| Assignment A |
Answer these questions from the game descriptions:
(i) In Google Taboo, how many popular associated terms are banned besides any part of the original word or phrase?
(ii) Who wins a round of Google Taboo?
(iii) What two ways of showing drawings in Pictionary are given?
| Assignment B |
Carry on the game descriptions from the last sentence shown.

| Passage |
*** Begin section ***
In Google Taboo, each player has to search the internet for an image representing a given word or phrase.  The catch is that they cannot enter as a search term any part of the original word or phrase or any of another set of five popular terms associated with it.  For example, players may need to find an image representing “Last Supper” without entering Last, Supper, Jesus, disciples, da Vinci, communion, or bread.  All players compete against each other and the first person to put their valid search terms into the chat wins.

Charades / Pictionary™

Like regular charades or Pictionary™, players are broken into teams and each player takes a turn trying to get his or her team to guess a word or phrase that he or she is acting out or drawing.

Obviously, both games require that every player has a camera and video capabilities.  Pictionary requires players to be able to show their drawings; this can be done by sharing a virtual whiteboard or simply by pointing the camera at a piece of paper.
*** End section ***
| Given information |
*** Begin section ***
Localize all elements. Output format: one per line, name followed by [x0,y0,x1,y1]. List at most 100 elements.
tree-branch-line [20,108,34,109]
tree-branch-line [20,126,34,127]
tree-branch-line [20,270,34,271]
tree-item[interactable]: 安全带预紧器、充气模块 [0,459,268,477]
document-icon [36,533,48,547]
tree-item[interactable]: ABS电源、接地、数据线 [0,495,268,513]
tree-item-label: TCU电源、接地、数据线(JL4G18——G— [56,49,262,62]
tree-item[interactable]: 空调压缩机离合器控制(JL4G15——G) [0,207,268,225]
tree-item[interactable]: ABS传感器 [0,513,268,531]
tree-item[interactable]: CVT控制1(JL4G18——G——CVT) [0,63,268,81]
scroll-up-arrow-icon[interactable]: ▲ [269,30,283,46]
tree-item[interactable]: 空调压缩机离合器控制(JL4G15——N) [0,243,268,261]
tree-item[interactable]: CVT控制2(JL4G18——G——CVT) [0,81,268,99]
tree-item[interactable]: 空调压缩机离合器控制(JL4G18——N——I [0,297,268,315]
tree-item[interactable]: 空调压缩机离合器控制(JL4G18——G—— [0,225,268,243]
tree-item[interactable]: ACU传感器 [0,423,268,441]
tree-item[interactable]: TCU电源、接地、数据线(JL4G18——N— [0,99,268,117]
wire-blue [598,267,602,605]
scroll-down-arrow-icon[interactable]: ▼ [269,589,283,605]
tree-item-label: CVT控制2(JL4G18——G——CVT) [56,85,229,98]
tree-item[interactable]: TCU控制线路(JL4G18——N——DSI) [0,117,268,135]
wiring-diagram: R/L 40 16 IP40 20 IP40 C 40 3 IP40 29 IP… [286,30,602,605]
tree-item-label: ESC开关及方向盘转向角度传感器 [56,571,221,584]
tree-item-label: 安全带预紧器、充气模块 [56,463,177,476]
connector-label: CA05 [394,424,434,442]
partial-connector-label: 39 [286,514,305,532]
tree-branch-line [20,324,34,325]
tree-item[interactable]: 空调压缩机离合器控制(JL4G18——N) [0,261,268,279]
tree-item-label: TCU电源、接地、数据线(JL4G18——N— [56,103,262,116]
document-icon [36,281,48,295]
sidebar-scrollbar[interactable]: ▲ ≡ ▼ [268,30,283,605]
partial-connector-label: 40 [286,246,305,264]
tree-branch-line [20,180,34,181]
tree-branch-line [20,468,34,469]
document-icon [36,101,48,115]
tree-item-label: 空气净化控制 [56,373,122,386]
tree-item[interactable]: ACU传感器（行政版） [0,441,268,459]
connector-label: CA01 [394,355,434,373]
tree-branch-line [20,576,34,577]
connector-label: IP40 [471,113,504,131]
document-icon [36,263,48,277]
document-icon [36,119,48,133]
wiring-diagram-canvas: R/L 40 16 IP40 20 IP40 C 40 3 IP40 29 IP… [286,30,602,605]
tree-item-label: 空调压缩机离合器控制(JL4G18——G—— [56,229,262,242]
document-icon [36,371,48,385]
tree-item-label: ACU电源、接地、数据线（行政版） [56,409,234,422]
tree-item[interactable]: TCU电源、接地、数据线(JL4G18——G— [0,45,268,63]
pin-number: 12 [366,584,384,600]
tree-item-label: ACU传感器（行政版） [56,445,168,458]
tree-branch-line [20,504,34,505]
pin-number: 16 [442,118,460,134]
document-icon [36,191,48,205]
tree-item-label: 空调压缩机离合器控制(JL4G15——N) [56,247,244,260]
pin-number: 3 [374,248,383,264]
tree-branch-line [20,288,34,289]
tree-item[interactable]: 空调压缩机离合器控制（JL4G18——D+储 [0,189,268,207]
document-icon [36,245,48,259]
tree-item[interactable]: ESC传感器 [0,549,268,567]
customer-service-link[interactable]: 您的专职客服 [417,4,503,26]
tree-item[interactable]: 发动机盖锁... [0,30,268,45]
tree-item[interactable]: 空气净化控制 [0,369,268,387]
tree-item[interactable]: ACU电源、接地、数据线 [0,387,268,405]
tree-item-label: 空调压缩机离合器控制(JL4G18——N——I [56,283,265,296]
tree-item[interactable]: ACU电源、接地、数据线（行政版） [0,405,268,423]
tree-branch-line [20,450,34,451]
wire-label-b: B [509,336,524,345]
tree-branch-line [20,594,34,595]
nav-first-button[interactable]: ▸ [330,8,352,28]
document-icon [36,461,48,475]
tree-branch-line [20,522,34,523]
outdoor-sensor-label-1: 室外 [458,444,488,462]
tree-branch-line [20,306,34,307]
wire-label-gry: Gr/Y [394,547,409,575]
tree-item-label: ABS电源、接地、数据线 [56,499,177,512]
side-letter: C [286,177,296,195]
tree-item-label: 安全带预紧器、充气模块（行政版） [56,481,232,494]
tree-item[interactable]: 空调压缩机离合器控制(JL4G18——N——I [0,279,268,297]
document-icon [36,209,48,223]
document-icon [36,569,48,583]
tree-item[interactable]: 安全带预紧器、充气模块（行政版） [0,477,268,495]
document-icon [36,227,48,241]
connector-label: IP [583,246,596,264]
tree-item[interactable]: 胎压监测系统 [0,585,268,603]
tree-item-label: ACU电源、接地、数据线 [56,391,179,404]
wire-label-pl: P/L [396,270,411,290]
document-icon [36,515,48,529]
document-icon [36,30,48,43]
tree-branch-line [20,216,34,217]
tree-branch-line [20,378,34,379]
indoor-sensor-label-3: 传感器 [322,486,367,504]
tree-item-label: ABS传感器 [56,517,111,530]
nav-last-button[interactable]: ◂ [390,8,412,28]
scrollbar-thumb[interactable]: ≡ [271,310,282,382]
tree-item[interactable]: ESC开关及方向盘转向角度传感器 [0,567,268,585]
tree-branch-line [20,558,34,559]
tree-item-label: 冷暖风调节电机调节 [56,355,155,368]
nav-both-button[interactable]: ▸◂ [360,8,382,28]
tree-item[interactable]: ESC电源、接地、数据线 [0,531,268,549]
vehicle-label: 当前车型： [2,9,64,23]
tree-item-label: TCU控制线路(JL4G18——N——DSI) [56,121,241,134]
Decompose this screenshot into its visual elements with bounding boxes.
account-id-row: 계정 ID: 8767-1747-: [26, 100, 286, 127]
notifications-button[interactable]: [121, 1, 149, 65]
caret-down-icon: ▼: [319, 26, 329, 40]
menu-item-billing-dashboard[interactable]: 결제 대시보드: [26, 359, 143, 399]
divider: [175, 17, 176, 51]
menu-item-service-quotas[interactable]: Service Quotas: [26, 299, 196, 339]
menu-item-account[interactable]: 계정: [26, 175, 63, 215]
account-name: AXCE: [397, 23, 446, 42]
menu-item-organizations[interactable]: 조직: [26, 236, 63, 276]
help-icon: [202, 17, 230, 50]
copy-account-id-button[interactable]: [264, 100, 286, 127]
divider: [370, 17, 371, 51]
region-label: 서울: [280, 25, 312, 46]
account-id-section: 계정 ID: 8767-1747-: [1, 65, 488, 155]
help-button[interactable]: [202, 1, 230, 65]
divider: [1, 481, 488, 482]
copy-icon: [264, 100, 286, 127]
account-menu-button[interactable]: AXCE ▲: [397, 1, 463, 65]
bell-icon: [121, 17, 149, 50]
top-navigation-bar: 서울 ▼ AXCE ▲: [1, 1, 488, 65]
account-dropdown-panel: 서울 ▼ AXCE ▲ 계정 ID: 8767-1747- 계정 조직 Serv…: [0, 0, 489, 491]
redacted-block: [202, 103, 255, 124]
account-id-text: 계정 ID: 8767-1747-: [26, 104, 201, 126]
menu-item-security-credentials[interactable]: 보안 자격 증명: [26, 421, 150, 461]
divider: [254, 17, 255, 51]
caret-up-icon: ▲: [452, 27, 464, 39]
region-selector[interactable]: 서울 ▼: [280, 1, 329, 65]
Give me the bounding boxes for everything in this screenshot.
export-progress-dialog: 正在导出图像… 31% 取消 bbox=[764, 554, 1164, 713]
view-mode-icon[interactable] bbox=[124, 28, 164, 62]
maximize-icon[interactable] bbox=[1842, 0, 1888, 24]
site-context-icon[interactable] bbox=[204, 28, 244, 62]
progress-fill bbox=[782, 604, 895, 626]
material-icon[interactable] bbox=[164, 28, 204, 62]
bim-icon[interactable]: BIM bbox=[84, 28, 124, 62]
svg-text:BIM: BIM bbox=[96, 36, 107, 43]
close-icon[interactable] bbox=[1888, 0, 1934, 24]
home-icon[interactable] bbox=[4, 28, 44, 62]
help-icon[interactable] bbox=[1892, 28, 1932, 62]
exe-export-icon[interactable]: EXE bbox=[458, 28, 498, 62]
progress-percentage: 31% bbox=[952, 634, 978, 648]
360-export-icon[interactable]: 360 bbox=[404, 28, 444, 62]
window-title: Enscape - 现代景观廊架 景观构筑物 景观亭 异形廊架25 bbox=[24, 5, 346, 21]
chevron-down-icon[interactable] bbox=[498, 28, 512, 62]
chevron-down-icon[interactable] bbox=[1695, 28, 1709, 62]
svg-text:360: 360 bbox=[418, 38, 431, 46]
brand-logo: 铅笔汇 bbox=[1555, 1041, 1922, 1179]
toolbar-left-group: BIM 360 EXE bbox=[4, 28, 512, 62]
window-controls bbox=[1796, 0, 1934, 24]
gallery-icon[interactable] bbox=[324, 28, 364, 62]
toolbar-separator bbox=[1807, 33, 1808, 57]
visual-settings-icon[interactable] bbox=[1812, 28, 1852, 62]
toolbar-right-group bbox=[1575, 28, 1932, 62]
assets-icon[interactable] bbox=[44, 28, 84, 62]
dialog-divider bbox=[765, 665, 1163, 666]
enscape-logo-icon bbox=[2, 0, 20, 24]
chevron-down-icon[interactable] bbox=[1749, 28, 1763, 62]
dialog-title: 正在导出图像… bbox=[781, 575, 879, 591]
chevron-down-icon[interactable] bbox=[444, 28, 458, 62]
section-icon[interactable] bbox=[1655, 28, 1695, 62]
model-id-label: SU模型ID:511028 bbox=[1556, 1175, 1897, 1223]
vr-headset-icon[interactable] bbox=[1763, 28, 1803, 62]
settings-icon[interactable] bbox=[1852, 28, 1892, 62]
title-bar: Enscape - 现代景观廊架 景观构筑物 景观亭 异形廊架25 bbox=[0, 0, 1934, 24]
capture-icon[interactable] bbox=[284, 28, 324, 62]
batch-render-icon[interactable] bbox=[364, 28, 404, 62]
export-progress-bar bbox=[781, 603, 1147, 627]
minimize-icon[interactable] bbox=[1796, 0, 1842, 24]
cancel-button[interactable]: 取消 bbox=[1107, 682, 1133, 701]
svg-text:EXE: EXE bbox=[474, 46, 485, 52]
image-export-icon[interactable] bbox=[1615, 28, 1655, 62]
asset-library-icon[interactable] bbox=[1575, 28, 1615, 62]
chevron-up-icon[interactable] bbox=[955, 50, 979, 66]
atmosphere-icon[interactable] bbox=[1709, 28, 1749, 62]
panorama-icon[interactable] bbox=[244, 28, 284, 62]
*** End section ***
| Answer area A |
(i) Five.
(ii) The first person to put their valid search terms into the chat.
(iii) Sharing a virtual whiteboard, or pointing the camera at a piece of paper.

| Answer area B |
Name That Tune

In the classic  Name That Tune television game show, players face off head-to-head declaring how few notes they would need to name the tune:  “I can name that tune in 10 notes”, “I can name that tune in 7 notes”, “I can name that tune in 5 notes”, “[Opponent], name that tune!”

In this version, players are challenged to guess the name of a song after listening to only a few seconds of it.  Scoring can be as teams or as individuals depending on the size of your group.  Game play can be simultaneous with points going to the first player to type the correct song title into the chat or head-to-head elimination rounds where a player competes until losing a round.

Sword (Bible) Drills and Real-World Sword Drills

Since it is my church youth group, we can still do “Sword Drills” in which points go to the first player to find a Bible passage by reference (e.g., Ephesians 2:8) and read it.  For groups with more Bible literacy, points go to the first player to find a Bible passage that addresses a real-world situation (e.g., “natural tragedy” and Luke 13:4).

First to 10

First to 10, as in the in-person version, is not so much a game as it is an ice breaker.  The moderator calls out random traits (e.g., had cereal for breakfast, is wearing socks, is an only child, traveled abroad, kept all 10 commandments) and the “winner” is the first to meet 10 of the criteria.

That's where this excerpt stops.